[START OF Selected passage]

The Manifesto also includes a foreword by Aiken. In it, she discusses the psychological aspects of security, from usage patterns and user complacency, to analysing the societal origins and motivations of both coordinated and individual attacks.

As it happens, Aiken also serves as advisor on the show ‘CSI: Cyber’ so she naturally suggests anyone implementing security to: “Think like behavioural profilers and consider means, motive, and opportunity.” Essentially, security means developing cyber behavioural insights.

Going further, and in order to reach some kind of globally accepted rules, Aiken is working on a ‘constitution for cyberspace’ that even starts with: ‘We the people’ that focuses on the common good.

The psychology and business realities of security
Aikens' and Segars’ goals may seem lofty because, well, they are lofty. That makes them attractive at a high level, but for designers on the ground, management is still pushing deadlines and wants a product shipped, before they get beaten to market. This puts pressure on developers to de‑emphasise security and testing: ship now, test in the field, and update over the air. Maybe.

While developers are obliged to push back, and often are successful, in doing so, just as often, their product ships with a possible vulnerability, or two as the market pressure increases. However, armed with the Security Manifesto, developers may have some more impetus to push back, and have more weight when they do.

Still, a Manifesto is not a law, and while UL 2900 and The IoT Security Foundation and other organisations are working on something with more teeth to assure consumers of some level of security, that’s not an easy task. As Segars said in his keynote, security is a moving target and the industry needs to be flexible and anticipatory.

[END OF Selected passage]
[START OF Entries shown]

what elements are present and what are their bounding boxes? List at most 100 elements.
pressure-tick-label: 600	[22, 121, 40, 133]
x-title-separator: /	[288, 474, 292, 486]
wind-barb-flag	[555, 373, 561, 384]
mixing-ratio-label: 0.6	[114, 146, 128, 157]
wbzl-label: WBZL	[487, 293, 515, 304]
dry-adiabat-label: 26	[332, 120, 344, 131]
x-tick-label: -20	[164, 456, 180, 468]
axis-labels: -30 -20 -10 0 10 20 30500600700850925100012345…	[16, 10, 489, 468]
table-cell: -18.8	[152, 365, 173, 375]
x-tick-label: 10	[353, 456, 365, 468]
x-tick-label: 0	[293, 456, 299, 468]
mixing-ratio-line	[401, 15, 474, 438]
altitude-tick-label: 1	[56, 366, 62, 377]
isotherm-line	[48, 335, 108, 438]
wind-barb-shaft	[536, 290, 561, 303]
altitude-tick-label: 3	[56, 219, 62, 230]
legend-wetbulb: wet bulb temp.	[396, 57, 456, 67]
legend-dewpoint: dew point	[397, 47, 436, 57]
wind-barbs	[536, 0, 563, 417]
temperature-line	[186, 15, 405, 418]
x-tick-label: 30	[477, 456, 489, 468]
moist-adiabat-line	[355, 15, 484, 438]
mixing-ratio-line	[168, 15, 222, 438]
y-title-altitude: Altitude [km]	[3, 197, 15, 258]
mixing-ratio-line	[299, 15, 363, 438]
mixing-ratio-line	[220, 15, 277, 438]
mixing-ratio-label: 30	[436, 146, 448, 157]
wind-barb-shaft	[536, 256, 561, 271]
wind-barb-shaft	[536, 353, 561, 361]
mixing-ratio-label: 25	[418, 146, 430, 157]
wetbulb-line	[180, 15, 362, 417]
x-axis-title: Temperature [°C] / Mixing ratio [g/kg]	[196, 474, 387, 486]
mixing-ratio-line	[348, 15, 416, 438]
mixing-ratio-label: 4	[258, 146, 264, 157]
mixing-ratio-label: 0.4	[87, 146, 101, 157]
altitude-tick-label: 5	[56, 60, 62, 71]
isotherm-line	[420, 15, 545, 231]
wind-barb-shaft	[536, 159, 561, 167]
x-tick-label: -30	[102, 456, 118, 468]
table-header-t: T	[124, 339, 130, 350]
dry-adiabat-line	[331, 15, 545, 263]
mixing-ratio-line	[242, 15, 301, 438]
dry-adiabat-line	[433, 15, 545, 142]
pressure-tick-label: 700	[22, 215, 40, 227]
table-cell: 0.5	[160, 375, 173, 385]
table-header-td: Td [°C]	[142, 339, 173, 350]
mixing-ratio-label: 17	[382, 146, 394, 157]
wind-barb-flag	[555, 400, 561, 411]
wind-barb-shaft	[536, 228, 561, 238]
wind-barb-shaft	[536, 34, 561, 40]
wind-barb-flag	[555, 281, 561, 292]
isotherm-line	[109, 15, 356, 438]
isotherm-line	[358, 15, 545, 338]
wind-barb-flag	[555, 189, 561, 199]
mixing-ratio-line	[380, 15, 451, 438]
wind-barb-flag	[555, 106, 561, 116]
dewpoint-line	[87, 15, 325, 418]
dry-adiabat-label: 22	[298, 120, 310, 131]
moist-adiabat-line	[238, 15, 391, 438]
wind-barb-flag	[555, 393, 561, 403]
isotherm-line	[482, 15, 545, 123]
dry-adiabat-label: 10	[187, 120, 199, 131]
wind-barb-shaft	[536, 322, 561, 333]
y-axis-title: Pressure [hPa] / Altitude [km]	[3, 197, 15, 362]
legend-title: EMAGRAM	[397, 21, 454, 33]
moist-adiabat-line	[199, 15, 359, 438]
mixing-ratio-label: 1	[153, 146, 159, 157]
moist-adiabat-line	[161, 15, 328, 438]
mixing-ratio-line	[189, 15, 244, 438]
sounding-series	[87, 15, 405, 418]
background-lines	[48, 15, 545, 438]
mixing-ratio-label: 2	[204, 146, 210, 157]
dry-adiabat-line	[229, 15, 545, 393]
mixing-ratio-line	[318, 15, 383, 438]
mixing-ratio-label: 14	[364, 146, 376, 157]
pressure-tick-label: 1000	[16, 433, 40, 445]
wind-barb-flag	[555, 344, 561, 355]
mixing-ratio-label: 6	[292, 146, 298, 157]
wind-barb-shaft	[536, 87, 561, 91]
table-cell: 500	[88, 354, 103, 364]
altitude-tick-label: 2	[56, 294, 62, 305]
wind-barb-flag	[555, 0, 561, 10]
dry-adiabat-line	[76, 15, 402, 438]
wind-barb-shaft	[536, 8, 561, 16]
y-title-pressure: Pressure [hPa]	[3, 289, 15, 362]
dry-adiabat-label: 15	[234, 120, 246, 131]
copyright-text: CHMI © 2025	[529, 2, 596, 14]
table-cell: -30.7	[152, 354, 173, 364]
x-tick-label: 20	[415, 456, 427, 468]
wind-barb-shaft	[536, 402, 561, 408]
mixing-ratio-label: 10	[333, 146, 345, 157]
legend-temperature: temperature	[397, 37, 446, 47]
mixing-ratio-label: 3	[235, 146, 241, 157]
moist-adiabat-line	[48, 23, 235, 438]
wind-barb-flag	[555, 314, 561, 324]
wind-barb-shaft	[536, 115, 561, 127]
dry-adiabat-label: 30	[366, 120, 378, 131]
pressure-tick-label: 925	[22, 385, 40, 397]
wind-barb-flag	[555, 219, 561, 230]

[END OF Entries shown]

• [What you are asked to do]: Reproduce the passage on the Security Manifesto and the psychology of security word for word.

• [Complete answer]:
The Manifesto also includes a foreword by Aiken. In it, she discusses the psychological aspects of security, from usage patterns and user complacency, to analysing the societal origins and motivations of both coordinated and individual attacks.

As it happens, Aiken also serves as advisor on the show ‘CSI: Cyber’ so she naturally suggests anyone implementing security to: “Think like behavioural profilers and consider means, motive, and opportunity.” Essentially, security means developing cyber behavioural insights.

Going further, and in order to reach some kind of globally accepted rules, Aiken is working on a ‘constitution for cyberspace’ that even starts with: ‘We the people’ that focuses on the common good.

The psychology and business realities of security
Aikens' and Segars’ goals may seem lofty because, well, they are lofty. That makes them attractive at a high level, but for designers on the ground, management is still pushing deadlines and wants a product shipped, before they get beaten to market. This puts pressure on developers to de‑emphasise security and testing: ship now, test in the field, and update over the air. Maybe.

While developers are obliged to push back, and often are successful, in doing so, just as often, their product ships with a possible vulnerability, or two as the market pressure increases. However, armed with the Security Manifesto, developers may have some more impetus to push back, and have more weight when they do.

Still, a Manifesto is not a law, and while UL 2900 and The IoT Security Foundation and other organisations are working on something with more teeth to assure consumers of some level of security, that’s not an easy task. As Segars said in his keynote, security is a moving target and the industry needs to be flexible and anticipatory.